►

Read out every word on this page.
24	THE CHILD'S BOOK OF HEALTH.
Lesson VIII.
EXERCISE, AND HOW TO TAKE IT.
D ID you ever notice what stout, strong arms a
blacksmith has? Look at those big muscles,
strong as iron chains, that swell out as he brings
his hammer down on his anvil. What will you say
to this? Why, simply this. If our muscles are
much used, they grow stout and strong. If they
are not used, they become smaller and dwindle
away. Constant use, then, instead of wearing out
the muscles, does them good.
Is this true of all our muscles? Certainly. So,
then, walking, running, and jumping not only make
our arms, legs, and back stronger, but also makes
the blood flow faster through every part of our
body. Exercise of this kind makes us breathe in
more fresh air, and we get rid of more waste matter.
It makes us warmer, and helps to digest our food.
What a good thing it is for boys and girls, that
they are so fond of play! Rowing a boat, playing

◄

From the data above, copy each line that has the string "every".

--- The response ---
Read out every word on this page.
the blood flow faster through every part of our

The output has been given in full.